Description of the task —
Reproduce all the entries exactly.
'''
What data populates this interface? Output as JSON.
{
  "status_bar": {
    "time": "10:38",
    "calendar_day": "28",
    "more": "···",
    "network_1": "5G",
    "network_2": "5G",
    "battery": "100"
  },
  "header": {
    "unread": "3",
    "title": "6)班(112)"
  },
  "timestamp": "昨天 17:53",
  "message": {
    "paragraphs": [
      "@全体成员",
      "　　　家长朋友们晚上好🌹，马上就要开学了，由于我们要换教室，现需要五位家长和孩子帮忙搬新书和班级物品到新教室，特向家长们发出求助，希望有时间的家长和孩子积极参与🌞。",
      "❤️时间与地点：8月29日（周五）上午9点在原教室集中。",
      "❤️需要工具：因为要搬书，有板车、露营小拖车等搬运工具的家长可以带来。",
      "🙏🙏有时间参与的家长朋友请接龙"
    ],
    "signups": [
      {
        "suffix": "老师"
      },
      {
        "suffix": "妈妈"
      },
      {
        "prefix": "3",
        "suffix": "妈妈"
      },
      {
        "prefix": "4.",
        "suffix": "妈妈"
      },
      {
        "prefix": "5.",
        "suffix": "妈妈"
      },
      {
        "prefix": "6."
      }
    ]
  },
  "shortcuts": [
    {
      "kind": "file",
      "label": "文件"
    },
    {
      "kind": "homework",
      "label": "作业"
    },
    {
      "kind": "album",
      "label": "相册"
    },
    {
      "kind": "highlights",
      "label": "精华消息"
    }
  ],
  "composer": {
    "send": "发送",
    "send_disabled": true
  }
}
'''
Response to the exercise —
What data populates this interface? Output as JSON.
{
  "status_bar": {
    "time": "10:38",
    "calendar_day": "28",
    "more": "···",
    "network_1": "5G",
    "network_2": "5G",
    "battery": "100"
  },
  "header": {
    "unread": "3",
    "title": "6)班(112)"
  },
  "timestamp": "昨天 17:53",
  "message": {
    "paragraphs": [
      "@全体成员",
      "　　　家长朋友们晚上好🌹，马上就要开学了，由于我们要换教室，现需要五位家长和孩子帮忙搬新书和班级物品到新教室，特向家长们发出求助，希望有时间的家长和孩子积极参与🌞。",
      "❤️时间与地点：8月29日（周五）上午9点在原教室集中。",
      "❤️需要工具：因为要搬书，有板车、露营小拖车等搬运工具的家长可以带来。",
      "🙏🙏有时间参与的家长朋友请接龙"
    ],
    "signups": [
      {
        "suffix": "老师"
      },
      {
        "suffix": "妈妈"
      },
      {
        "prefix": "3",
        "suffix": "妈妈"
      },
      {
        "prefix": "4.",
        "suffix": "妈妈"
      },
      {
        "prefix": "5.",
        "suffix": "妈妈"
      },
      {
        "prefix": "6."
      }
    ]
  },
  "shortcuts": [
    {
      "kind": "file",
      "label": "文件"
    },
    {
      "kind": "homework",
      "label": "作业"
    },
    {
      "kind": "album",
      "label": "相册"
    },
    {
      "kind": "highlights",
      "label": "精华消息"
    }
  ],
  "composer": {
    "send": "发送",
    "send_disabled": true
  }
}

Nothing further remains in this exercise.